> _WHAT YOU NEED TO DO_:
Retype nothing but the lines running from the line that contains "What data populates" to the last line, both ends included, and skip every image.

> _DATA RECORDS_:
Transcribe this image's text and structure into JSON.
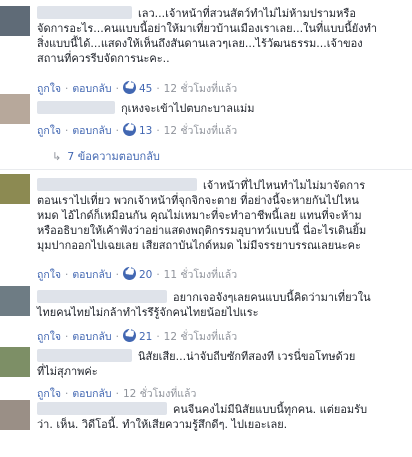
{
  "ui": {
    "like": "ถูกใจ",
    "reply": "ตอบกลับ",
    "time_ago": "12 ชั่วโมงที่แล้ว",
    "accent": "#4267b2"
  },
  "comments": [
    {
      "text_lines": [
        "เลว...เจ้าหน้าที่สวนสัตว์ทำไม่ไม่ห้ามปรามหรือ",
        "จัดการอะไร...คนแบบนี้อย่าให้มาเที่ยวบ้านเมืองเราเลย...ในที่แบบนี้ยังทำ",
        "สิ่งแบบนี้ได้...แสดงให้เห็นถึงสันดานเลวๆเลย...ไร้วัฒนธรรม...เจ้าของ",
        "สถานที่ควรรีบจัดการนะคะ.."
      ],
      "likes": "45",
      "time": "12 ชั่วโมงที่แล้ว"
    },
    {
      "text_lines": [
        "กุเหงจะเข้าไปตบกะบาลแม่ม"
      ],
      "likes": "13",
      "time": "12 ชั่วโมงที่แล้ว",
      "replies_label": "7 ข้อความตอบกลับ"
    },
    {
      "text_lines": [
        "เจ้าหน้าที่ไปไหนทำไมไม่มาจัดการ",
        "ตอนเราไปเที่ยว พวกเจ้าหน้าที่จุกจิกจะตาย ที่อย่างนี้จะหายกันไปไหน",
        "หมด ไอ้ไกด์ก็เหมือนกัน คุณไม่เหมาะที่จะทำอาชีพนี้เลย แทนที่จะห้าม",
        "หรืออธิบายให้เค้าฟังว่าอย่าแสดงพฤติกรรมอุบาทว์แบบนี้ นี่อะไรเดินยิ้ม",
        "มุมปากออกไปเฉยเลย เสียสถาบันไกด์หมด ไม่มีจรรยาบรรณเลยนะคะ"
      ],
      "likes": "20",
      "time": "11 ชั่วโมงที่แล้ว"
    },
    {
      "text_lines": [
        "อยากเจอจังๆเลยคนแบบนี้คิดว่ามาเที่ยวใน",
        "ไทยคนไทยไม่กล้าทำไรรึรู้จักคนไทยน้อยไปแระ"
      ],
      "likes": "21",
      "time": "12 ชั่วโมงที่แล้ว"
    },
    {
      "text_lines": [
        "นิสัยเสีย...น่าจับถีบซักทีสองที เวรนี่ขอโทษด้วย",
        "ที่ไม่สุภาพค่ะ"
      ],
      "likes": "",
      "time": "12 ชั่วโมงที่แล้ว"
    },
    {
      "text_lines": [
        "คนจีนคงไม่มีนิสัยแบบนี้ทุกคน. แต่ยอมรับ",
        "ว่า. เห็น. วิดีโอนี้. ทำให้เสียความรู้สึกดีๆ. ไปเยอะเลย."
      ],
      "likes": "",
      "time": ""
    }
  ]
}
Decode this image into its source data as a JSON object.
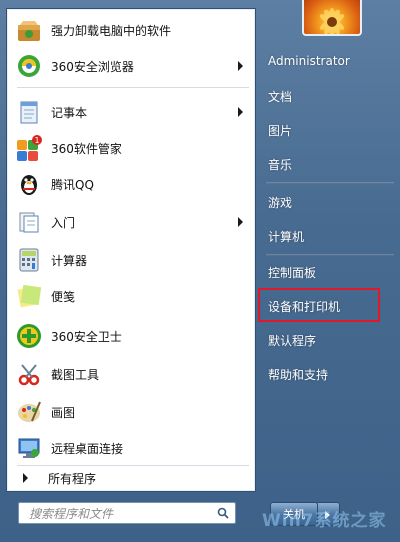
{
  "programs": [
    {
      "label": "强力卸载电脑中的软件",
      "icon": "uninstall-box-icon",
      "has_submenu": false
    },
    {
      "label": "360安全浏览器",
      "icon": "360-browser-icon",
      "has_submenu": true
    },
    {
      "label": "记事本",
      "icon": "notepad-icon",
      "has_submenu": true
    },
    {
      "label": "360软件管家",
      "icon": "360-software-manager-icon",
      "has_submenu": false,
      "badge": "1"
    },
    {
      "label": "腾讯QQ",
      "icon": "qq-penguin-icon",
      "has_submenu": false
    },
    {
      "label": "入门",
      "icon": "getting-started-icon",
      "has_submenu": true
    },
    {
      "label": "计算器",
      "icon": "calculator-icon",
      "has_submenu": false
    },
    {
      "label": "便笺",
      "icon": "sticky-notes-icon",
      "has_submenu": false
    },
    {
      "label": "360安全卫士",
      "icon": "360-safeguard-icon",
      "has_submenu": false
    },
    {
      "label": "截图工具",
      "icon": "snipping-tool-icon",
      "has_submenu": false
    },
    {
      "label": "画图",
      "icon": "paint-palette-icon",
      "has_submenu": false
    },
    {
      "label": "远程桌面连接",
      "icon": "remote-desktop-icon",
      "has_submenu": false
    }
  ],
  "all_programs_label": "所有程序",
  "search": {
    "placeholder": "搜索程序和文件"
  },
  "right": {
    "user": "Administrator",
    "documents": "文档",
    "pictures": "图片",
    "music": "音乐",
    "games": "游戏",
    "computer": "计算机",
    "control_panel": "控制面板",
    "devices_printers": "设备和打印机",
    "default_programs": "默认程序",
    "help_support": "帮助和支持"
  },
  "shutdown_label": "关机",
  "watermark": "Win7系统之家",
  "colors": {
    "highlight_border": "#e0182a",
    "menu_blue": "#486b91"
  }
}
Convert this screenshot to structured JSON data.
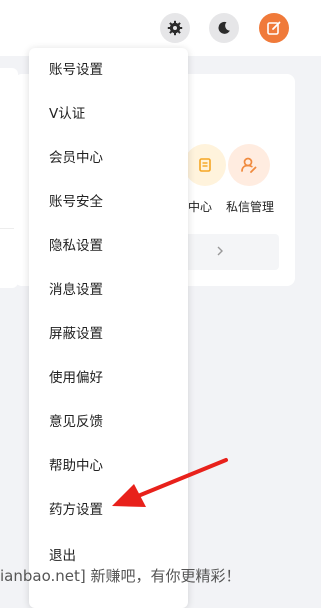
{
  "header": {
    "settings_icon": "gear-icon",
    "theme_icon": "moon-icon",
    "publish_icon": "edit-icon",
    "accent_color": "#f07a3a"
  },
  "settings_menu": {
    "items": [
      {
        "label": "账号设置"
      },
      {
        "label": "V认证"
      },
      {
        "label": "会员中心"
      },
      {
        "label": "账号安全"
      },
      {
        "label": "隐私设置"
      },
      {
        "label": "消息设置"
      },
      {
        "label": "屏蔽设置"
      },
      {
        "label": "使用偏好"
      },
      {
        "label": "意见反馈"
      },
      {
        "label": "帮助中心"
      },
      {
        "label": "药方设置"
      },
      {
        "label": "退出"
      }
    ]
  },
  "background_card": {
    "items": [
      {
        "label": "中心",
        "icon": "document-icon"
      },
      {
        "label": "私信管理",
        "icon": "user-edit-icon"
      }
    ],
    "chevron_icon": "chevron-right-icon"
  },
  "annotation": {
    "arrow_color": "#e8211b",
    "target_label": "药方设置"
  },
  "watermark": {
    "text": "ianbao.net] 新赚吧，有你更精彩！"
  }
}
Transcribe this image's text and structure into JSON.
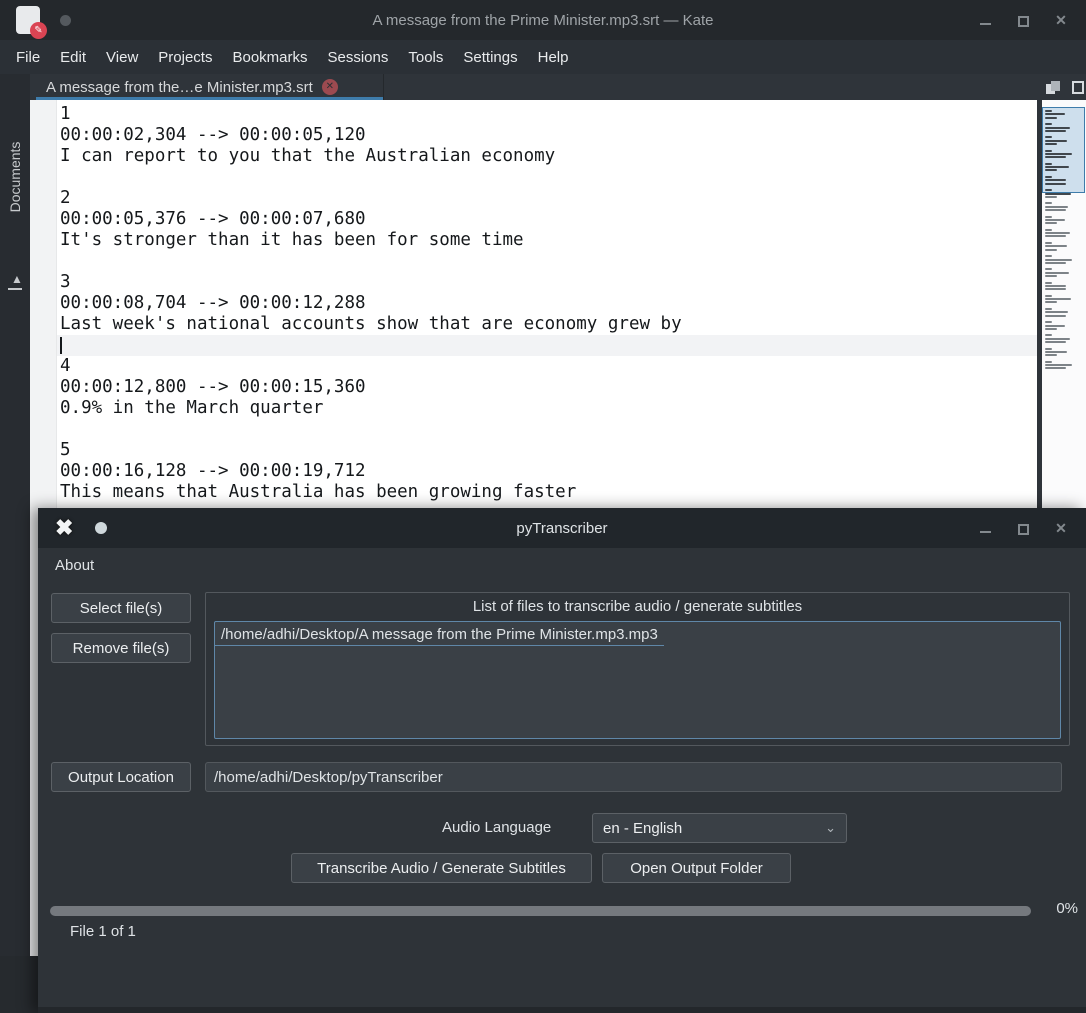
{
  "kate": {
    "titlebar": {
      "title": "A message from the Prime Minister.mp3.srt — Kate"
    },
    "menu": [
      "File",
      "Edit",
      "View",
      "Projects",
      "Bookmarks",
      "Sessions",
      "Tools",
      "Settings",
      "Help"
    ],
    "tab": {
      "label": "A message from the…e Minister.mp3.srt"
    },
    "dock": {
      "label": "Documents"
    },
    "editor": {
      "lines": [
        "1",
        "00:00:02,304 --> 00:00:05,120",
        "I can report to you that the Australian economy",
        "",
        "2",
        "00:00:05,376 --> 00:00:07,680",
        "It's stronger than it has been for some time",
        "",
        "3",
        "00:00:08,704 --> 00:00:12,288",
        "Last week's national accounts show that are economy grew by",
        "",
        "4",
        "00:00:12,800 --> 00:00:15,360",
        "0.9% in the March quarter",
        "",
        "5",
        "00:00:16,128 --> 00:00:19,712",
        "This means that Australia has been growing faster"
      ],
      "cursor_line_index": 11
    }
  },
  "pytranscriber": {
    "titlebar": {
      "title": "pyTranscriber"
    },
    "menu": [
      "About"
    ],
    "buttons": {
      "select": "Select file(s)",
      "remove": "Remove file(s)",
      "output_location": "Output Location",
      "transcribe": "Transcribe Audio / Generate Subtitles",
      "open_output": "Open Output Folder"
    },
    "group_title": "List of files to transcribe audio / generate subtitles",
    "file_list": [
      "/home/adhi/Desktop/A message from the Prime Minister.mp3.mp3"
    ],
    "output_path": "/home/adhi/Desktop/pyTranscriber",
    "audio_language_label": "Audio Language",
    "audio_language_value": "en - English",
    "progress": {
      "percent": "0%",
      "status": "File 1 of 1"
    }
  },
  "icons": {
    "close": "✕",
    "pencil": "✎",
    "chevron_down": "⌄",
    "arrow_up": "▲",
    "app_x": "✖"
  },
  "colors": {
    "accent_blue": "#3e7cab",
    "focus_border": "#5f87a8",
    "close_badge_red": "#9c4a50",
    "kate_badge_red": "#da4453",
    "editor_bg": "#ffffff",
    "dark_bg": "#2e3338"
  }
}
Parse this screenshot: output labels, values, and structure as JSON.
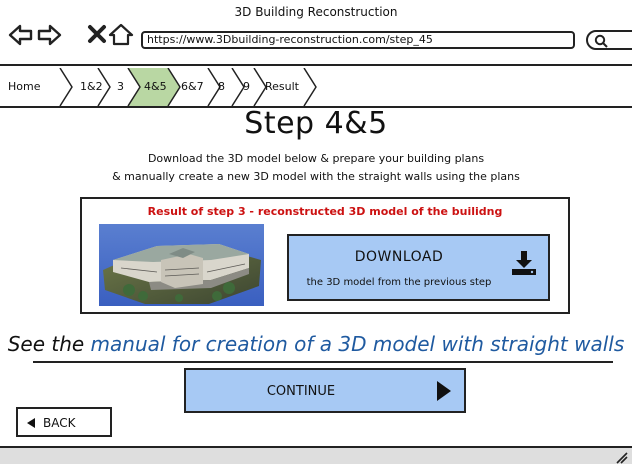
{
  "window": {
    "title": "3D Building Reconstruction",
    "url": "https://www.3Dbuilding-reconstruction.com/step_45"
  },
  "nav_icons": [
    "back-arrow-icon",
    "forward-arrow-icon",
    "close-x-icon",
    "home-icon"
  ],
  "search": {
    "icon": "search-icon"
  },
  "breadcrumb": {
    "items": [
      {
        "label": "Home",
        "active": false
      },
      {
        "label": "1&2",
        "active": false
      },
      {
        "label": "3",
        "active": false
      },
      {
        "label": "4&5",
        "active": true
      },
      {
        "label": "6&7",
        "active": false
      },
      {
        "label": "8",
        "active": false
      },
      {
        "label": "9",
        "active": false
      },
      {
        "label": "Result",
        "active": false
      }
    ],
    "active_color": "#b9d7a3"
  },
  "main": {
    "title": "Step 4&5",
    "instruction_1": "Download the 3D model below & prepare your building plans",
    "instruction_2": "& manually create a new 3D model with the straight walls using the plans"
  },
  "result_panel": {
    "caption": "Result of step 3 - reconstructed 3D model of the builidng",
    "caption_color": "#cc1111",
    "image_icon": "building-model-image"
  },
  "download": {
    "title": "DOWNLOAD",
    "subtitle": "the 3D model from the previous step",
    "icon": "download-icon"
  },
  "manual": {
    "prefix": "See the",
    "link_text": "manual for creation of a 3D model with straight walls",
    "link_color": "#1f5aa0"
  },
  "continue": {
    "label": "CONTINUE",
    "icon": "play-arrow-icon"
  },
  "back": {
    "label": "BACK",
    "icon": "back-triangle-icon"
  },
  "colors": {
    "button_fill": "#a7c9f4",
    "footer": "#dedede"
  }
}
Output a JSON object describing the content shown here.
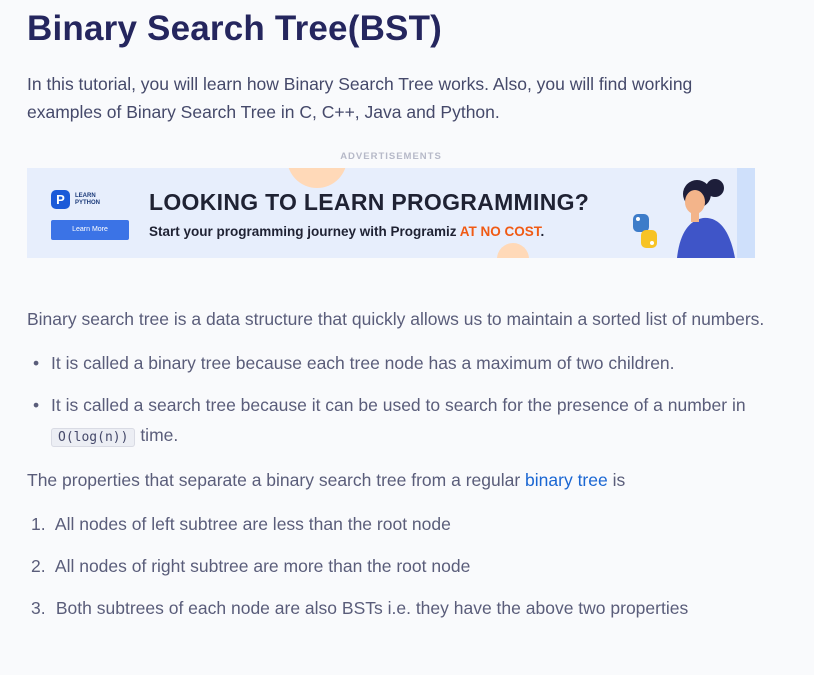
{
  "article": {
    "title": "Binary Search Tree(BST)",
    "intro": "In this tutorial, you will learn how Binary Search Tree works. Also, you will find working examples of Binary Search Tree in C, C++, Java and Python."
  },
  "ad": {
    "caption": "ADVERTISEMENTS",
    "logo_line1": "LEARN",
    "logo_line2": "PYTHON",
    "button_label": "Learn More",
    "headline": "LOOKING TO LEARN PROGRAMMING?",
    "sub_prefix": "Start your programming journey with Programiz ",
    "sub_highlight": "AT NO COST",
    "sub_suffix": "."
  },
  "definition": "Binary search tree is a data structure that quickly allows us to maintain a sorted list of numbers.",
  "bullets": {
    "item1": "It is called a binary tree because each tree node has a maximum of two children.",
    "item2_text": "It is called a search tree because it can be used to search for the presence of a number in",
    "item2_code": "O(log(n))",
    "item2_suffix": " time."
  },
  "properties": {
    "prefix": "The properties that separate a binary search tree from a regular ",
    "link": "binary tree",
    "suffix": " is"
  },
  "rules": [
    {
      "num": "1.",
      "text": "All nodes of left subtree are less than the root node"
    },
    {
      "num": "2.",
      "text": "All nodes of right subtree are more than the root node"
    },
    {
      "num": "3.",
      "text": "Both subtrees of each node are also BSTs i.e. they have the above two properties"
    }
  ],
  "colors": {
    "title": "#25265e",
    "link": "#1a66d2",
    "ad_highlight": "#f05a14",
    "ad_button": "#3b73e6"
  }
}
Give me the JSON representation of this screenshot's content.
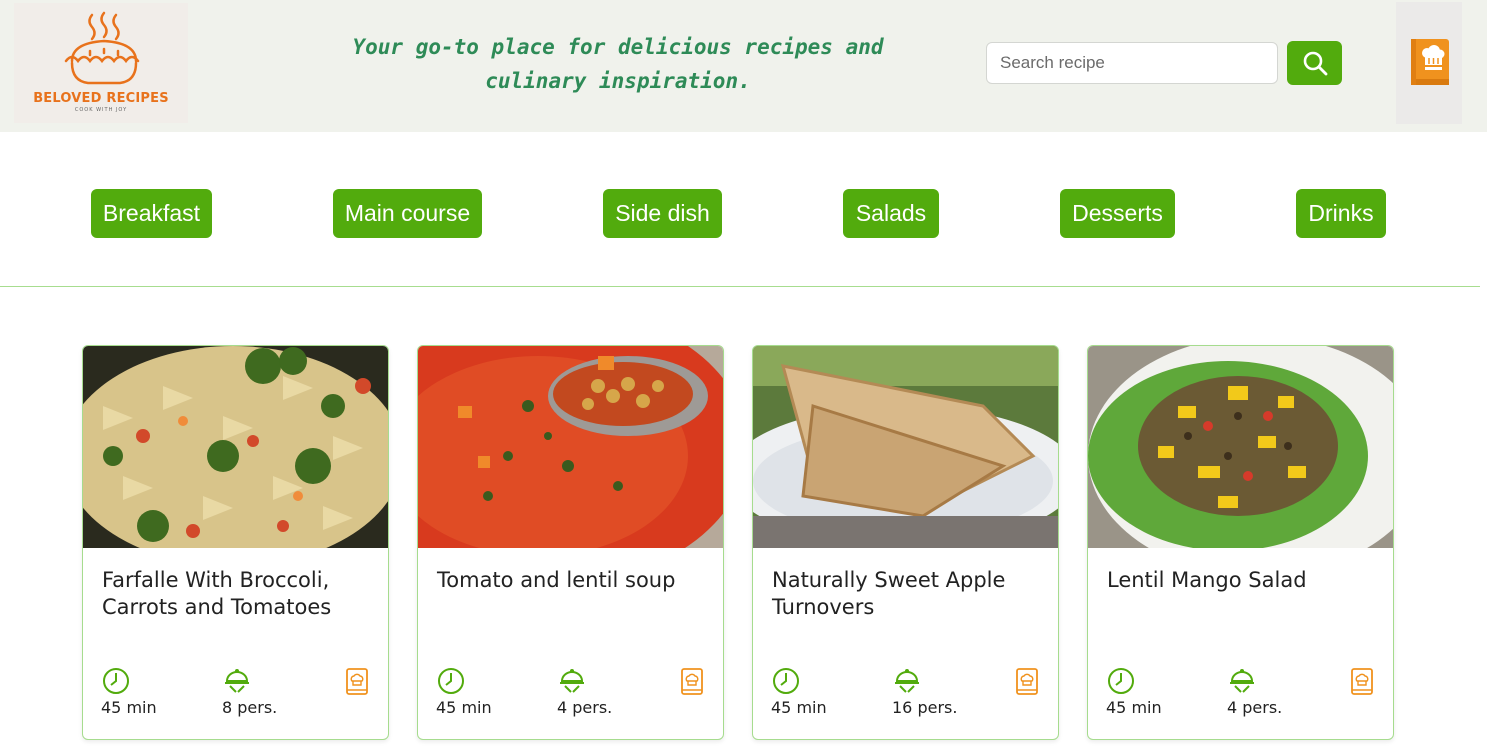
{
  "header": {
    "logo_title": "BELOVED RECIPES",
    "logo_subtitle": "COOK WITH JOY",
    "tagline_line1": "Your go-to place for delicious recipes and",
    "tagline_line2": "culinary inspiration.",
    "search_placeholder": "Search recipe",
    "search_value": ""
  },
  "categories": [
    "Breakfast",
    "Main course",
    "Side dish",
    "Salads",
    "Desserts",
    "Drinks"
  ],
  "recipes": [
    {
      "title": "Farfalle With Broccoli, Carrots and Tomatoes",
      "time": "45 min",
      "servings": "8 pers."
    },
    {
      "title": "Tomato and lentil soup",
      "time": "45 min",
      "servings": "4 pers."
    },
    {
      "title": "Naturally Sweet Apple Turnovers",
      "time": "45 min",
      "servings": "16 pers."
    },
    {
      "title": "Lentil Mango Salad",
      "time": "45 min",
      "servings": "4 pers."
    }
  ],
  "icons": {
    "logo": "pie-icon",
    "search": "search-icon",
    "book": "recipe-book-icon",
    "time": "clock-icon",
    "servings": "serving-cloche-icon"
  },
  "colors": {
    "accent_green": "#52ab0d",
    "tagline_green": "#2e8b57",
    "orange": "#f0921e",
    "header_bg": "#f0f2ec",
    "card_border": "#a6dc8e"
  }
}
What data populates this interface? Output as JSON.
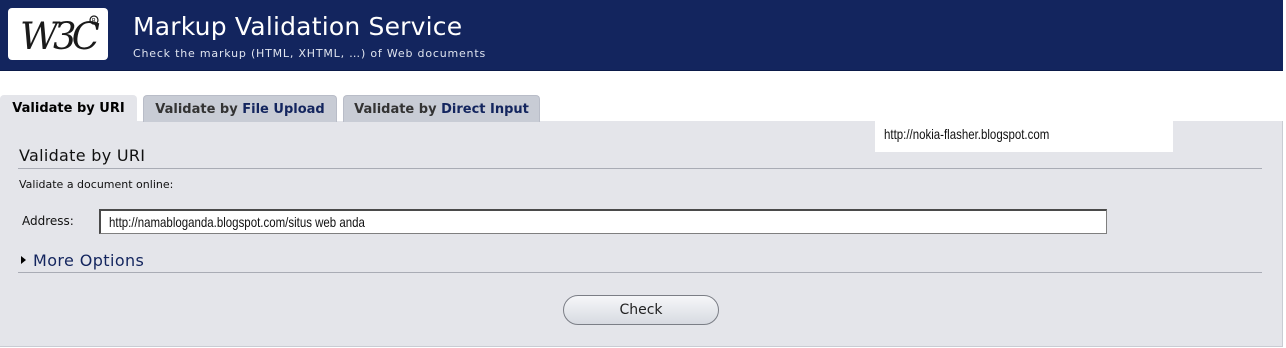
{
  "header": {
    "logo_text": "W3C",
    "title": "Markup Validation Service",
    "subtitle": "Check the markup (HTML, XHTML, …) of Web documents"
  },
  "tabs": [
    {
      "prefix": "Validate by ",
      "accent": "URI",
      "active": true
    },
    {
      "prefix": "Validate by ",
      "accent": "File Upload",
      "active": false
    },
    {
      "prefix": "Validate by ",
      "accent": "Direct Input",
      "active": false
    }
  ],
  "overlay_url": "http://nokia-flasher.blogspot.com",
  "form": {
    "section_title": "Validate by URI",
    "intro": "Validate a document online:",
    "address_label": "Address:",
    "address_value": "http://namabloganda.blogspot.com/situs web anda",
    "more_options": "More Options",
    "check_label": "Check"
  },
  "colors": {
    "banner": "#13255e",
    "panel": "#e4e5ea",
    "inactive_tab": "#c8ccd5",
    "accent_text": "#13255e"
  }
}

> _TASK OUTPUT_:
What data populates this interface? Output as JSON.
{
  "header": {
    "logo_text": "W3C",
    "title": "Markup Validation Service",
    "subtitle": "Check the markup (HTML, XHTML, …) of Web documents"
  },
  "tabs": [
    {
      "prefix": "Validate by ",
      "accent": "URI",
      "active": true
    },
    {
      "prefix": "Validate by ",
      "accent": "File Upload",
      "active": false
    },
    {
      "prefix": "Validate by ",
      "accent": "Direct Input",
      "active": false
    }
  ],
  "overlay_url": "http://nokia-flasher.blogspot.com",
  "form": {
    "section_title": "Validate by URI",
    "intro": "Validate a document online:",
    "address_label": "Address:",
    "address_value": "http://namabloganda.blogspot.com/situs web anda",
    "more_options": "More Options",
    "check_label": "Check"
  },
  "colors": {
    "banner": "#13255e",
    "panel": "#e4e5ea",
    "inactive_tab": "#c8ccd5",
    "accent_text": "#13255e"
  }
}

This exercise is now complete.